▸ **Stored rows**:

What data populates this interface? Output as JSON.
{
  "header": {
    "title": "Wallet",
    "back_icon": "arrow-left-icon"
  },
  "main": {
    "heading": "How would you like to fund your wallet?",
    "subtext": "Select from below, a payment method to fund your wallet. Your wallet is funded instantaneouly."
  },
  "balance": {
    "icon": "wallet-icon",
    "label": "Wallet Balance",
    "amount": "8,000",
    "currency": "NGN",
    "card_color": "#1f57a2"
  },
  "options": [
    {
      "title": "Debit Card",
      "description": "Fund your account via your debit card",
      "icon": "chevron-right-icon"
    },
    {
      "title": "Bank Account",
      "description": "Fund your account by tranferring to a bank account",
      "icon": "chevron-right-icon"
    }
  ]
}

▸ **Goal of the exercise**:
Return the full listing, character for character.

▸ **Output for this exercise**:
What data populates this interface? Output as JSON.
{
  "header": {
    "title": "Wallet",
    "back_icon": "arrow-left-icon"
  },
  "main": {
    "heading": "How would you like to fund your wallet?",
    "subtext": "Select from below, a payment method to fund your wallet. Your wallet is funded instantaneouly."
  },
  "balance": {
    "icon": "wallet-icon",
    "label": "Wallet Balance",
    "amount": "8,000",
    "currency": "NGN",
    "card_color": "#1f57a2"
  },
  "options": [
    {
      "title": "Debit Card",
      "description": "Fund your account via your debit card",
      "icon": "chevron-right-icon"
    },
    {
      "title": "Bank Account",
      "description": "Fund your account by tranferring to a bank account",
      "icon": "chevron-right-icon"
    }
  ]
}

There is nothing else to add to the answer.